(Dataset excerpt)
··········

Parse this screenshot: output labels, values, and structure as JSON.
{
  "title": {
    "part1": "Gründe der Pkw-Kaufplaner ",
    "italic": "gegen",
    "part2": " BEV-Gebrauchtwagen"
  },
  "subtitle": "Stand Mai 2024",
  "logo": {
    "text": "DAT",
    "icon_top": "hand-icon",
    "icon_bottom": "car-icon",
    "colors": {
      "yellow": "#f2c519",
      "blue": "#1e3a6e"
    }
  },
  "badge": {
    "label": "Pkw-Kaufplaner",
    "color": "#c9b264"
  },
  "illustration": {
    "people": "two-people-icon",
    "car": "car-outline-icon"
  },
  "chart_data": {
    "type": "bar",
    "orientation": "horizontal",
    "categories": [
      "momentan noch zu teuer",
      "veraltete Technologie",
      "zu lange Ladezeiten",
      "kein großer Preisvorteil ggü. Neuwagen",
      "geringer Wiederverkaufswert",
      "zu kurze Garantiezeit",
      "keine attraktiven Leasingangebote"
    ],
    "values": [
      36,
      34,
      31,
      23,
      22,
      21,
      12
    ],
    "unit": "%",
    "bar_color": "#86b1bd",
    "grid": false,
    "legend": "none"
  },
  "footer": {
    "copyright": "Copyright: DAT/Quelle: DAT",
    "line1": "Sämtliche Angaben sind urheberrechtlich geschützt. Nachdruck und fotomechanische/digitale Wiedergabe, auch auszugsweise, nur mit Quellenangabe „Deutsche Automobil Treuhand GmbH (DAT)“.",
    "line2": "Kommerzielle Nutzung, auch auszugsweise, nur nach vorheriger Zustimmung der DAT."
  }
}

··········

YOUR OBJECTIVE — Go through the records above and copy every line with the word "Kaufplaner".

RESPONSE TO THIS EXERCISE —
    "part1": "Gründe der Pkw-Kaufplaner ",
    "label": "Pkw-Kaufplaner",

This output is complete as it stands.